#### SET PROBLEM
Repeat each entry as written, dropping any picture you find.

================================

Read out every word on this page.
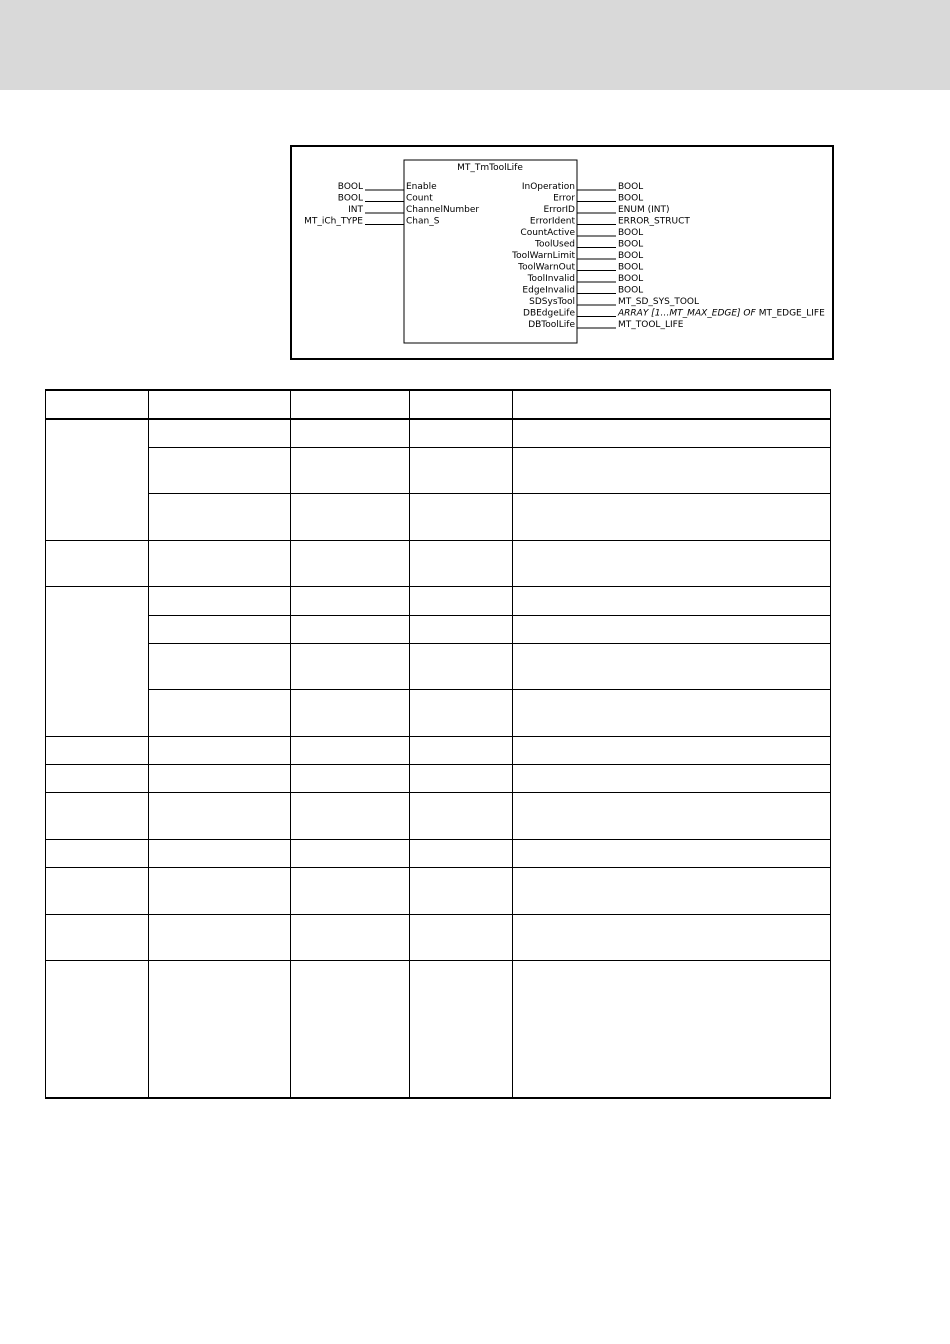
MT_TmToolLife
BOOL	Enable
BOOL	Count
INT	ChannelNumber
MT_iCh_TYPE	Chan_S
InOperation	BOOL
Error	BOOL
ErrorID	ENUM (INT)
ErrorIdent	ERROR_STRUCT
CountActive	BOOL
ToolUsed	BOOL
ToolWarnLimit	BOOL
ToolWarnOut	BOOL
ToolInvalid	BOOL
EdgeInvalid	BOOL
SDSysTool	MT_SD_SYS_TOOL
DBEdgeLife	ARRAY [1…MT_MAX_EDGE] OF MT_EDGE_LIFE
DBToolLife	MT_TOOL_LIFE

================================

#### SOLUTION TO THE EXERCISE
Read out every word on this page.
MT_TmToolLife
BOOL	Enable
BOOL	Count
INT	ChannelNumber
MT_iCh_TYPE	Chan_S
InOperation	BOOL
Error	BOOL
ErrorID	ENUM (INT)
ErrorIdent	ERROR_STRUCT
CountActive	BOOL
ToolUsed	BOOL
ToolWarnLimit	BOOL
ToolWarnOut	BOOL
ToolInvalid	BOOL
EdgeInvalid	BOOL
SDSysTool	MT_SD_SYS_TOOL
DBEdgeLife	ARRAY [1…MT_MAX_EDGE] OF MT_EDGE_LIFE
DBToolLife	MT_TOOL_LIFE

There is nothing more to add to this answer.